■ **The task**:
Determine how many lines in these records hold "Презентація". Only the number is wanted.

■ **Dataset entries**:
==============================

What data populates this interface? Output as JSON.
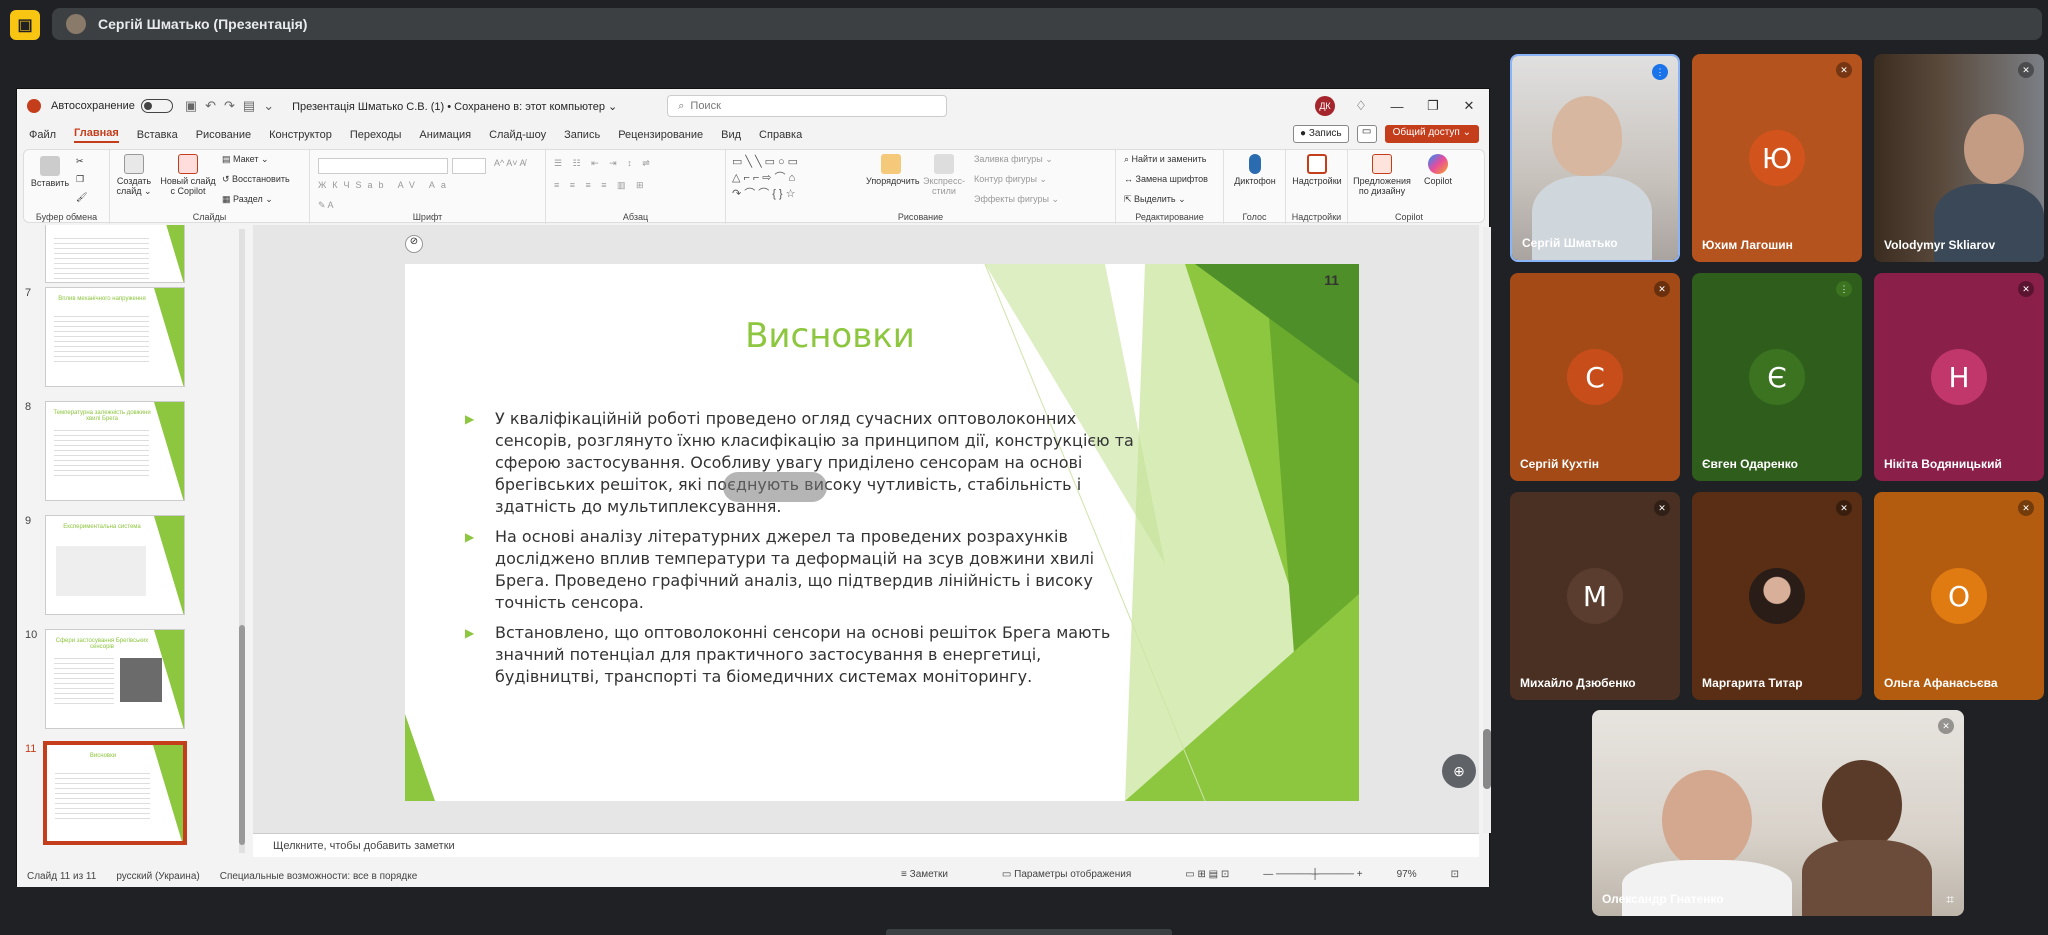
{
  "meet": {
    "presenter_label": "Сергій Шматько (Презентація)",
    "participants": [
      {
        "name": "Сергій Шматько",
        "initial": "",
        "color": "#cfcfcf",
        "type": "video",
        "mic": "speaking"
      },
      {
        "name": "Юхим Лагошин",
        "initial": "Ю",
        "color": "#b5531e",
        "avatar_color": "#d2541c",
        "type": "avatar",
        "mic": "off"
      },
      {
        "name": "Volodymyr Skliarov",
        "initial": "",
        "color": "#6a6a6a",
        "type": "video",
        "mic": "off"
      },
      {
        "name": "Сергій Кухтін",
        "initial": "С",
        "color": "#a34a16",
        "avatar_color": "#c74e1b",
        "type": "avatar",
        "mic": "off"
      },
      {
        "name": "Євген Одаренко",
        "initial": "Є",
        "color": "#2e5d1c",
        "avatar_color": "#3b7321",
        "type": "avatar",
        "mic": "speaking"
      },
      {
        "name": "Нікіта Водяницький",
        "initial": "Н",
        "color": "#8a1f4a",
        "avatar_color": "#c2376b",
        "type": "avatar",
        "mic": "off"
      },
      {
        "name": "Михайло Дзюбенко",
        "initial": "М",
        "color": "#4a3022",
        "avatar_color": "#5a3d2e",
        "type": "avatar",
        "mic": "off"
      },
      {
        "name": "Маргарита Титар",
        "initial": "",
        "color": "#5a2e14",
        "avatar_color": "#3a2a22",
        "type": "photo",
        "mic": "off"
      },
      {
        "name": "Ольга Афанасьєва",
        "initial": "О",
        "color": "#b35c10",
        "avatar_color": "#e07b12",
        "type": "avatar",
        "mic": "off"
      }
    ],
    "featured": {
      "name": "Олександр Гнатенко",
      "mic": "off"
    }
  },
  "ppt": {
    "autosave_label": "Автосохранение",
    "file_title": "Презентація Шматько С.В. (1) • Сохранено в: этот компьютер ⌄",
    "search_placeholder": "Поиск",
    "user_initials": "ДК",
    "tabs": [
      "Файл",
      "Главная",
      "Вставка",
      "Рисование",
      "Конструктор",
      "Переходы",
      "Анимация",
      "Слайд-шоу",
      "Запись",
      "Рецензирование",
      "Вид",
      "Справка"
    ],
    "record_label": "Запись",
    "share_label": "Общий доступ ⌄",
    "ribbon": {
      "paste": "Вставить",
      "clipboard_group": "Буфер обмена",
      "create_slide": "Создать слайд ⌄",
      "new_slide_copilot": "Новый слайд с Copilot",
      "layout": "Макет ⌄",
      "reset": "Восстановить",
      "section": "Раздел ⌄",
      "slides_group": "Слайды",
      "font_group": "Шрифт",
      "paragraph_group": "Абзац",
      "arrange": "Упорядочить",
      "quick_styles": "Экспресс-стили",
      "shape_fill": "Заливка фигуры ⌄",
      "shape_outline": "Контур фигуры ⌄",
      "shape_effects": "Эффекты фигуры ⌄",
      "drawing_group": "Рисование",
      "find_replace": "Найти и заменить",
      "replace_fonts": "Замена шрифтов",
      "select": "Выделить ⌄",
      "editing_group": "Редактирование",
      "dictate": "Диктофон",
      "voice_group": "Голос",
      "addins": "Надстройки",
      "addins_group": "Надстройки",
      "designer": "Предложения по дизайну",
      "copilot": "Copilot",
      "copilot_group": "Copilot"
    },
    "thumbnails": [
      {
        "num": "",
        "title": ""
      },
      {
        "num": "7",
        "title": "Вплив механічного напруження"
      },
      {
        "num": "8",
        "title": "Температурна залежність довжини хвилі Брега"
      },
      {
        "num": "9",
        "title": "Експериментальна система"
      },
      {
        "num": "10",
        "title": "Сфери застосування Брегівських сенсорів"
      },
      {
        "num": "11",
        "title": "Висновки"
      }
    ],
    "slide": {
      "number": "11",
      "title": "Висновки",
      "bullets": [
        "У кваліфікаційній роботі проведено огляд сучасних оптоволоконних сенсорів, розглянуто їхню класифікацію за принципом дії, конструкцією та сферою застосування. Особливу увагу приділено сенсорам на основі брегівських решіток, які поєднують високу чутливість, стабільність і здатність до мультиплексування.",
        "На основі аналізу літературних джерел та проведених розрахунків досліджено вплив температури та деформацій на зсув довжини хвилі Брега. Проведено графічний аналіз, що підтвердив лінійність і високу точність сенсора.",
        "Встановлено, що оптоволоконні сенсори на основі решіток Брега мають значний потенціал для практичного застосування в енергетиці, будівництві, транспорті та біомедичних системах моніторингу."
      ]
    },
    "notes_placeholder": "Щелкните, чтобы добавить заметки",
    "status": {
      "slide_of": "Слайд 11 из 11",
      "language": "русский (Украина)",
      "accessibility": "Специальные возможности: все в порядке",
      "notes": "Заметки",
      "display_settings": "Параметры отображения",
      "zoom": "97%"
    }
  },
  "colors": {
    "accent": "#c43e1c",
    "slide_green": "#8dc63f",
    "meet_bg": "#202124"
  }
}
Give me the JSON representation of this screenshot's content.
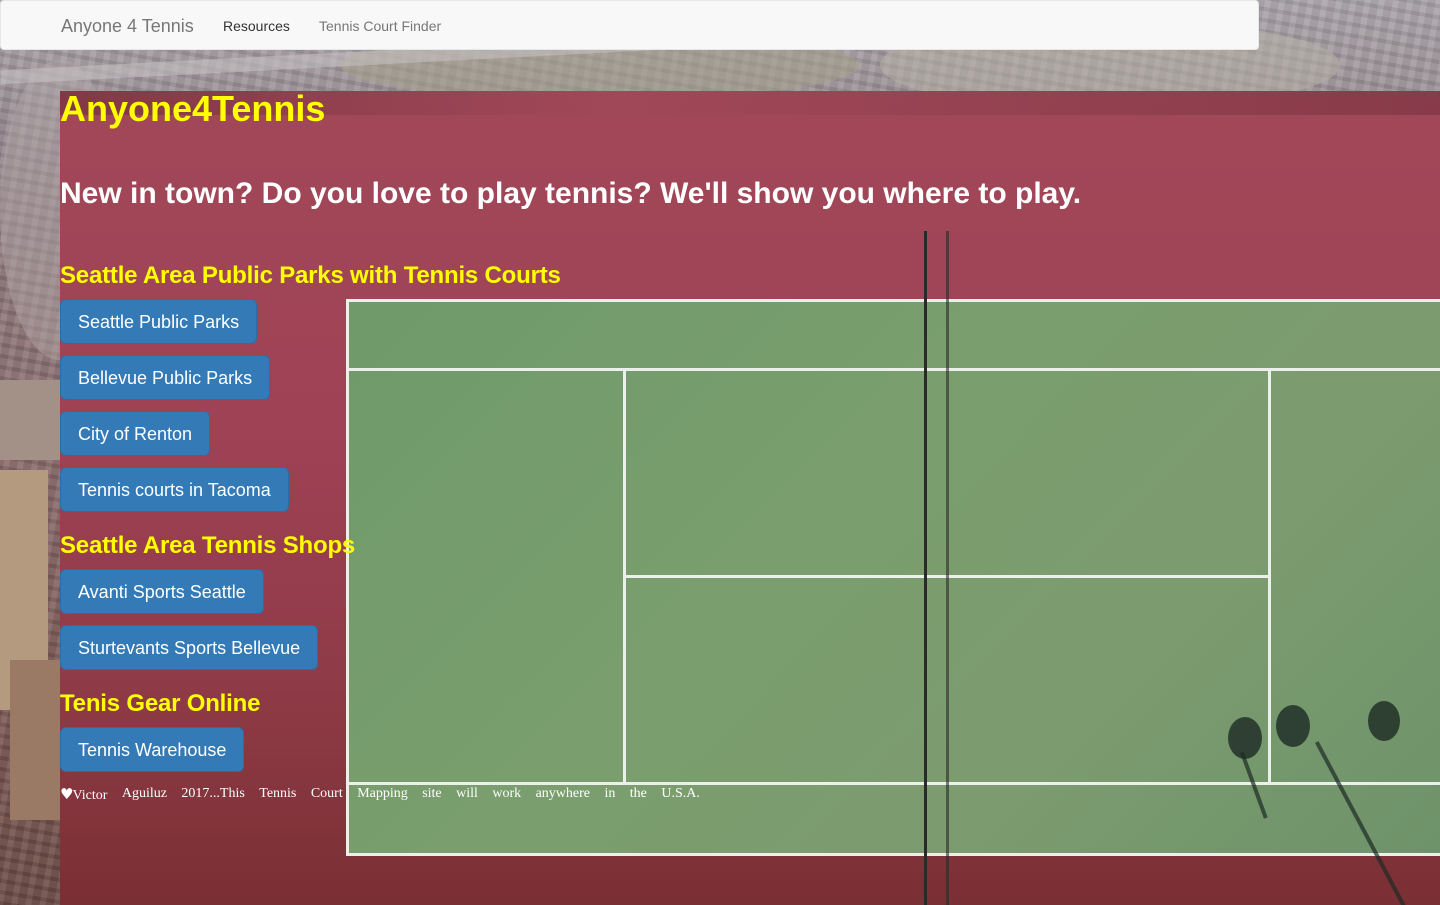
{
  "navbar": {
    "brand": "Anyone 4 Tennis",
    "links": [
      {
        "label": "Resources",
        "active": true
      },
      {
        "label": "Tennis Court Finder",
        "active": false
      }
    ]
  },
  "main": {
    "title": "Anyone4Tennis",
    "tagline": "New in town? Do you love to play tennis? We'll show you where to play.",
    "sections": [
      {
        "heading": "Seattle Area Public Parks with Tennis Courts",
        "buttons": [
          "Seattle Public Parks",
          "Bellevue Public Parks",
          "City of Renton",
          "Tennis courts in Tacoma"
        ]
      },
      {
        "heading": "Seattle Area Tennis Shops",
        "buttons": [
          "Avanti Sports Seattle",
          "Sturtevants Sports Bellevue"
        ]
      },
      {
        "heading": "Tenis Gear Online",
        "buttons": [
          "Tennis Warehouse"
        ]
      }
    ]
  },
  "footer": {
    "icon": "heart-icon",
    "words": [
      "Victor",
      "Aguiluz",
      "2017...This",
      "Tennis",
      "Court",
      "Mapping",
      "site",
      "will",
      "work",
      "anywhere",
      "in",
      "the",
      "U.S.A."
    ]
  },
  "colors": {
    "heading_yellow": "#ffff00",
    "button_blue": "#337ab7",
    "navbar_bg": "#f8f8f8",
    "court_red": "#a14858",
    "court_green": "#7a9e6e"
  }
}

==============================

■ **Written answer**:
2